-- Start Records to use --
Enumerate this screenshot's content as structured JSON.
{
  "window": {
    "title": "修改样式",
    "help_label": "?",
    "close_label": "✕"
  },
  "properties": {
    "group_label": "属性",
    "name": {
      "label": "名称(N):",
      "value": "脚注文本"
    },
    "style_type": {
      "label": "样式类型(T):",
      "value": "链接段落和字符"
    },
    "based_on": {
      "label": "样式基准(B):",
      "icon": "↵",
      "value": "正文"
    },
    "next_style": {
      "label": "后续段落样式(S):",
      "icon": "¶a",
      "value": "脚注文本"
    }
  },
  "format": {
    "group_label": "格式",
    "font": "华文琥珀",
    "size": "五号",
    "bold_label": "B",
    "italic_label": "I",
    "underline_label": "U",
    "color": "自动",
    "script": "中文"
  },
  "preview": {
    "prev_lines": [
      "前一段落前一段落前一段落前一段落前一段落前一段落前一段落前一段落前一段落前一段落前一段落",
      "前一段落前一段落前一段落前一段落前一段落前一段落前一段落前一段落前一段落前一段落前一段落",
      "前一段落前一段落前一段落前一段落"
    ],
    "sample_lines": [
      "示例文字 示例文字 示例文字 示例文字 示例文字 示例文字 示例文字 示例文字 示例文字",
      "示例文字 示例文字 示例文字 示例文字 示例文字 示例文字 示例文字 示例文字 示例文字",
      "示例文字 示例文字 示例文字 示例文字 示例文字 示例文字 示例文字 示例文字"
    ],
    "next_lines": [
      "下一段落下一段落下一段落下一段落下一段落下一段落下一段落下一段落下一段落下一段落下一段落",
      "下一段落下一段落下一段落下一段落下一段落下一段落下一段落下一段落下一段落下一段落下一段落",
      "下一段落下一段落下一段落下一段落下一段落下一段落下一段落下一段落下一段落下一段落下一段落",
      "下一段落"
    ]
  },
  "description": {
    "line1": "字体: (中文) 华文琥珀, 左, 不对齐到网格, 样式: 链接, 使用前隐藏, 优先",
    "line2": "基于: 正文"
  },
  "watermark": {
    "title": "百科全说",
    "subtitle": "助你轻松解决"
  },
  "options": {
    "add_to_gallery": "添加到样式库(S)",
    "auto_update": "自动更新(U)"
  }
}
-- End Records to use --
_Do this_
Print the complete listing again, exactly as it stands.

_Full response_
Enumerate this screenshot's content as structured JSON.
{
  "window": {
    "title": "修改样式",
    "help_label": "?",
    "close_label": "✕"
  },
  "properties": {
    "group_label": "属性",
    "name": {
      "label": "名称(N):",
      "value": "脚注文本"
    },
    "style_type": {
      "label": "样式类型(T):",
      "value": "链接段落和字符"
    },
    "based_on": {
      "label": "样式基准(B):",
      "icon": "↵",
      "value": "正文"
    },
    "next_style": {
      "label": "后续段落样式(S):",
      "icon": "¶a",
      "value": "脚注文本"
    }
  },
  "format": {
    "group_label": "格式",
    "font": "华文琥珀",
    "size": "五号",
    "bold_label": "B",
    "italic_label": "I",
    "underline_label": "U",
    "color": "自动",
    "script": "中文"
  },
  "preview": {
    "prev_lines": [
      "前一段落前一段落前一段落前一段落前一段落前一段落前一段落前一段落前一段落前一段落前一段落",
      "前一段落前一段落前一段落前一段落前一段落前一段落前一段落前一段落前一段落前一段落前一段落",
      "前一段落前一段落前一段落前一段落"
    ],
    "sample_lines": [
      "示例文字 示例文字 示例文字 示例文字 示例文字 示例文字 示例文字 示例文字 示例文字",
      "示例文字 示例文字 示例文字 示例文字 示例文字 示例文字 示例文字 示例文字 示例文字",
      "示例文字 示例文字 示例文字 示例文字 示例文字 示例文字 示例文字 示例文字"
    ],
    "next_lines": [
      "下一段落下一段落下一段落下一段落下一段落下一段落下一段落下一段落下一段落下一段落下一段落",
      "下一段落下一段落下一段落下一段落下一段落下一段落下一段落下一段落下一段落下一段落下一段落",
      "下一段落下一段落下一段落下一段落下一段落下一段落下一段落下一段落下一段落下一段落下一段落",
      "下一段落"
    ]
  },
  "description": {
    "line1": "字体: (中文) 华文琥珀, 左, 不对齐到网格, 样式: 链接, 使用前隐藏, 优先",
    "line2": "基于: 正文"
  },
  "watermark": {
    "title": "百科全说",
    "subtitle": "助你轻松解决"
  },
  "options": {
    "add_to_gallery": "添加到样式库(S)",
    "auto_update": "自动更新(U)"
  }
}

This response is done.